[Stored items from a collection]
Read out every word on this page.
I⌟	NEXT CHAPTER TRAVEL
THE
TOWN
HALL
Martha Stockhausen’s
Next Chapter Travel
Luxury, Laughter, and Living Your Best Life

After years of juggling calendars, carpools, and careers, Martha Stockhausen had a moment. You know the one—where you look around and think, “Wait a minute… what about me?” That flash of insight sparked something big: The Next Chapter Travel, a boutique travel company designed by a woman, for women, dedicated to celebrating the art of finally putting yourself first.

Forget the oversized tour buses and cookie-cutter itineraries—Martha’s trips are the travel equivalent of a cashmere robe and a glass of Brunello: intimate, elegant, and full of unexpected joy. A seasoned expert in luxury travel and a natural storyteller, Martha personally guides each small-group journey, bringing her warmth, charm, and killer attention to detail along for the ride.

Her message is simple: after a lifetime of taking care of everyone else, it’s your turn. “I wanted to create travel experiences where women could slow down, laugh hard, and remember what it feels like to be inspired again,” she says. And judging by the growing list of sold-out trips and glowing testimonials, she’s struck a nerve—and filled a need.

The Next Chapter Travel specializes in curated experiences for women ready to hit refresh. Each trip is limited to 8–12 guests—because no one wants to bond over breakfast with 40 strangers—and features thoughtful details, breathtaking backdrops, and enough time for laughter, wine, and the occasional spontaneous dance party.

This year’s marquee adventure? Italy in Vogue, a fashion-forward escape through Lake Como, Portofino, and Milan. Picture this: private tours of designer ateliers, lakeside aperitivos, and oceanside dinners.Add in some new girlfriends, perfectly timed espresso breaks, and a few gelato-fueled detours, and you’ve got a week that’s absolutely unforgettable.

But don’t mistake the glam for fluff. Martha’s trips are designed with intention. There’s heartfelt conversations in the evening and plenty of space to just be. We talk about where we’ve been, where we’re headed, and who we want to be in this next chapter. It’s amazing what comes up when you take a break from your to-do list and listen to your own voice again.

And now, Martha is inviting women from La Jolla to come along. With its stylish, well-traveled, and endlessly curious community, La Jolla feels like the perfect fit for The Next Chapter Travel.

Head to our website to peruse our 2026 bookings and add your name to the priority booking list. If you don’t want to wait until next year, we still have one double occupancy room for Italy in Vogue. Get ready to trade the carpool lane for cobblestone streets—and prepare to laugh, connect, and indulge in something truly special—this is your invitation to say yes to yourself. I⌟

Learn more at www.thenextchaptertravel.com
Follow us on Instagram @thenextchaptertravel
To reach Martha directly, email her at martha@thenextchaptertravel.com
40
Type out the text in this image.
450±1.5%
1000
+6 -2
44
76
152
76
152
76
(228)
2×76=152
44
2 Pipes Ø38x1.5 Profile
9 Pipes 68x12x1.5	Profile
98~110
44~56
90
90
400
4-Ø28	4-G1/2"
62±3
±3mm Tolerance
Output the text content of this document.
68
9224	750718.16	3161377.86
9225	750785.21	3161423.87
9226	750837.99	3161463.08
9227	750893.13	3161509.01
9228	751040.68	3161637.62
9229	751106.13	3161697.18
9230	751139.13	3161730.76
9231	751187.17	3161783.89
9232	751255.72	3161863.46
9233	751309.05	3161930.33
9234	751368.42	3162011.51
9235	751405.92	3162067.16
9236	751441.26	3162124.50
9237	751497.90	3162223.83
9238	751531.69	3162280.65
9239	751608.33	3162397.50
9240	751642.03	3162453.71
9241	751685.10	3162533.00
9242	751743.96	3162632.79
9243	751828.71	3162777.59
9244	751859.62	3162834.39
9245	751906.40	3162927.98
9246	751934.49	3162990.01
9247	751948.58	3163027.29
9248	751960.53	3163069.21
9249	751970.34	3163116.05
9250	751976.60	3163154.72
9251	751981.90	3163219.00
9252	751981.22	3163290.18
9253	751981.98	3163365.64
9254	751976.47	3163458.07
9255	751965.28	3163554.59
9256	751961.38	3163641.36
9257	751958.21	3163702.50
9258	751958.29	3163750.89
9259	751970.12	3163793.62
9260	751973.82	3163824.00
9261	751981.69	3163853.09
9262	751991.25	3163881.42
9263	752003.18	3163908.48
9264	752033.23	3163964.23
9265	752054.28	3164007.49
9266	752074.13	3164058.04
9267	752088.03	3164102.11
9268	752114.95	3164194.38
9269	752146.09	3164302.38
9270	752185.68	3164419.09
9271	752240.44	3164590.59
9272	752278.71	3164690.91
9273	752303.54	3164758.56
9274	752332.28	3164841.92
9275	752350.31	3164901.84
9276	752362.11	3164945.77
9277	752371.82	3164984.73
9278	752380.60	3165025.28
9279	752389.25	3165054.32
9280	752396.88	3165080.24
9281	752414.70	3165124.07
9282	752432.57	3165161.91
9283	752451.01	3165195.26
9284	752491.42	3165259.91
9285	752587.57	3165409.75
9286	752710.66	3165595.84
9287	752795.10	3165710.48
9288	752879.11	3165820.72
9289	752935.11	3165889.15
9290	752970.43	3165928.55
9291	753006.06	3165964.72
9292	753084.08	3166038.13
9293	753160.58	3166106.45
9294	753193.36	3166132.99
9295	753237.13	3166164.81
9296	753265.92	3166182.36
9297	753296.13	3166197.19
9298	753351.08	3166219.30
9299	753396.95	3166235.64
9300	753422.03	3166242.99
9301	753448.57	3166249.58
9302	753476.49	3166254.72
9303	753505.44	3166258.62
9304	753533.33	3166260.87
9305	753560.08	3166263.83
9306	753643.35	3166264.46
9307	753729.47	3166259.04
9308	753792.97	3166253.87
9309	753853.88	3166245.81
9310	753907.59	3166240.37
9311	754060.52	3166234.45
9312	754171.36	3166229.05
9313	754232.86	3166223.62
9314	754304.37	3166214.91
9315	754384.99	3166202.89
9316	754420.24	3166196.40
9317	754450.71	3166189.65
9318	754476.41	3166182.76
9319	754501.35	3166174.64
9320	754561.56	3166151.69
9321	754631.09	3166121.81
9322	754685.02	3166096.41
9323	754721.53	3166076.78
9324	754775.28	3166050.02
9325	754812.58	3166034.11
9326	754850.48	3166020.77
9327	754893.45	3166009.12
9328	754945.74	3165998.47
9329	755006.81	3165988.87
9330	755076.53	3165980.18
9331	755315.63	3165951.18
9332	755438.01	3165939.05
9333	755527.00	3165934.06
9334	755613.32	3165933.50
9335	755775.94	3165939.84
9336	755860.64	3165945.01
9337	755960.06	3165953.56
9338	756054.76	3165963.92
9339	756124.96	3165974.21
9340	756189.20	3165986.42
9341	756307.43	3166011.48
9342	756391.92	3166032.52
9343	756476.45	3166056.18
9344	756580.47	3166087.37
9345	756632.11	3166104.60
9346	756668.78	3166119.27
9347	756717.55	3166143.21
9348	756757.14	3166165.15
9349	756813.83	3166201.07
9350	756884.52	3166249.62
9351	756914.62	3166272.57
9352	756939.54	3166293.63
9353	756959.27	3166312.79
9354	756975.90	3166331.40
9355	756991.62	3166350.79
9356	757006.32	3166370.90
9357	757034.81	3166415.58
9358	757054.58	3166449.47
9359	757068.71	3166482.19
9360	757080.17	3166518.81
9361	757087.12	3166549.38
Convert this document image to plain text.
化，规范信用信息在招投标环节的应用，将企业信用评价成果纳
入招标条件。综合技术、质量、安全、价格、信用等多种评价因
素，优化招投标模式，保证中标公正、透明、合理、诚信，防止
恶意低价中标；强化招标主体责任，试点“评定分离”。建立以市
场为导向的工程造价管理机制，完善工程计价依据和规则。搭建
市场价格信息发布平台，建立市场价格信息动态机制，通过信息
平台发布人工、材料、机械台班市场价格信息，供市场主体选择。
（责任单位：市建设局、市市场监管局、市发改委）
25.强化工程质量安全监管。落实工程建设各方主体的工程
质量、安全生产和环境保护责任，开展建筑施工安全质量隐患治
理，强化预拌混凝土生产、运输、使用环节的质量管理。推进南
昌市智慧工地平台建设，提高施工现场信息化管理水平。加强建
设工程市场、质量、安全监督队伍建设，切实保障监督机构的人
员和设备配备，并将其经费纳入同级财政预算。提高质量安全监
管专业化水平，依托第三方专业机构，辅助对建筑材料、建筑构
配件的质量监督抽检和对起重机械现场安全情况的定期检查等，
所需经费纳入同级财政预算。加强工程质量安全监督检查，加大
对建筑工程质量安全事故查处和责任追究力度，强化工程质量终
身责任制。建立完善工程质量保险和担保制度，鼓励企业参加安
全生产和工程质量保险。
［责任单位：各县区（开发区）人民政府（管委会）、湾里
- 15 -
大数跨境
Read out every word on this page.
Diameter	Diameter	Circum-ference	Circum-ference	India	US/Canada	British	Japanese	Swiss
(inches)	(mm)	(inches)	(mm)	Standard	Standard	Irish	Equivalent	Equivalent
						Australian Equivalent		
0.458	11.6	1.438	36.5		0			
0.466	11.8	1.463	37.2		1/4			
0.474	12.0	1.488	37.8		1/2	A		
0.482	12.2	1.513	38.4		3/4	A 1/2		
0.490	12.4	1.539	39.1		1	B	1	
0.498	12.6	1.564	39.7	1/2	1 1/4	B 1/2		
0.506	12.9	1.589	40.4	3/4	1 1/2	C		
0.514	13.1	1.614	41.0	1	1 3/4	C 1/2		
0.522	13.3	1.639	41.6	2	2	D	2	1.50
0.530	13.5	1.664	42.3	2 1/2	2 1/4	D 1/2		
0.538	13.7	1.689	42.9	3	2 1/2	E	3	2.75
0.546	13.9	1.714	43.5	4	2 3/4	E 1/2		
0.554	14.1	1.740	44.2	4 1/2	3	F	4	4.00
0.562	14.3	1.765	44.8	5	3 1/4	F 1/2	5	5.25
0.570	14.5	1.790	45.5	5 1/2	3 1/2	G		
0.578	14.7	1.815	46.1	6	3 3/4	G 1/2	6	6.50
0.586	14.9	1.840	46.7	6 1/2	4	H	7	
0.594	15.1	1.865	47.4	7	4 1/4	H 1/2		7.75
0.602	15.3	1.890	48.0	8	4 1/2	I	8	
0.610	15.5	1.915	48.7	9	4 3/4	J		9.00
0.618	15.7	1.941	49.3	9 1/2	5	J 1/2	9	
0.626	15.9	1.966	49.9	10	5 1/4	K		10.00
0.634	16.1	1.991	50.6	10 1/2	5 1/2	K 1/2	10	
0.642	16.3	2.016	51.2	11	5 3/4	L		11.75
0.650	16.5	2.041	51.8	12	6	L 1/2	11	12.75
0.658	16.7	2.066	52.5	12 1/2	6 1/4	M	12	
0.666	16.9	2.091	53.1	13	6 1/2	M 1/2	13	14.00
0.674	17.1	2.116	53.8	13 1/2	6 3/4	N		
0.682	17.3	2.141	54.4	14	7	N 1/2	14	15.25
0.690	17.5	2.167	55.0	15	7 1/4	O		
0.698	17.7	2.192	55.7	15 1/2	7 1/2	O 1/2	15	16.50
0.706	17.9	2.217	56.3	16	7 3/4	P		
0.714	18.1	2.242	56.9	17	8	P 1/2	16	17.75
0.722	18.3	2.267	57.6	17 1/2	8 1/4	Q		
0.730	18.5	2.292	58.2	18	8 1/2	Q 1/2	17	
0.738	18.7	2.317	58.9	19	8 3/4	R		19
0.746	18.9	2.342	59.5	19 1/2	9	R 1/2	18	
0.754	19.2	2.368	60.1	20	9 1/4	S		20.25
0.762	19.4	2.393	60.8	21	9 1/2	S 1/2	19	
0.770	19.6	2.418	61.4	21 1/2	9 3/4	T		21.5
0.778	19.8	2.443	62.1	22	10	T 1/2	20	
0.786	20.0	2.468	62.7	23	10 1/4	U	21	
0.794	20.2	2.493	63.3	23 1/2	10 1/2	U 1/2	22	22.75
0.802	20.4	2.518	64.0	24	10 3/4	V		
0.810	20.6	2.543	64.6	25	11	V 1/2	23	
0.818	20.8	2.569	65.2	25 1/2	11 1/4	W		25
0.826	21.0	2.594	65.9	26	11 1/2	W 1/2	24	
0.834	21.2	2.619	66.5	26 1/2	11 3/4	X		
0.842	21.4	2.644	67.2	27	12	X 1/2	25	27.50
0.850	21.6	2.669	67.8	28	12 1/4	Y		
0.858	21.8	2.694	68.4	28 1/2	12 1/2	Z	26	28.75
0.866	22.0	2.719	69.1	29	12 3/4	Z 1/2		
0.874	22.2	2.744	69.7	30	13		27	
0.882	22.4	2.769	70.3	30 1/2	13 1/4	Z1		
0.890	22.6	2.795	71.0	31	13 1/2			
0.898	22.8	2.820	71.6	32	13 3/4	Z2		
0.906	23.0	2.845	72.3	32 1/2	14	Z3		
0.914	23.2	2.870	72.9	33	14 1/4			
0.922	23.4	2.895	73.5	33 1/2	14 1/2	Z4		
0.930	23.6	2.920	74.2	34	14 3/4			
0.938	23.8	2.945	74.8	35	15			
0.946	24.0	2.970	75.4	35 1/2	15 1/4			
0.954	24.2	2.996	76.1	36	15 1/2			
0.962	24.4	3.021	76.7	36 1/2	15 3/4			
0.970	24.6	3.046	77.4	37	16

• _SET EXERCISE_
Identify every line where the string "Profile" appears.

• _TASK RESULT_
2 Pipes Ø38x1.5 Profile
9 Pipes 68x12x1.5	Profile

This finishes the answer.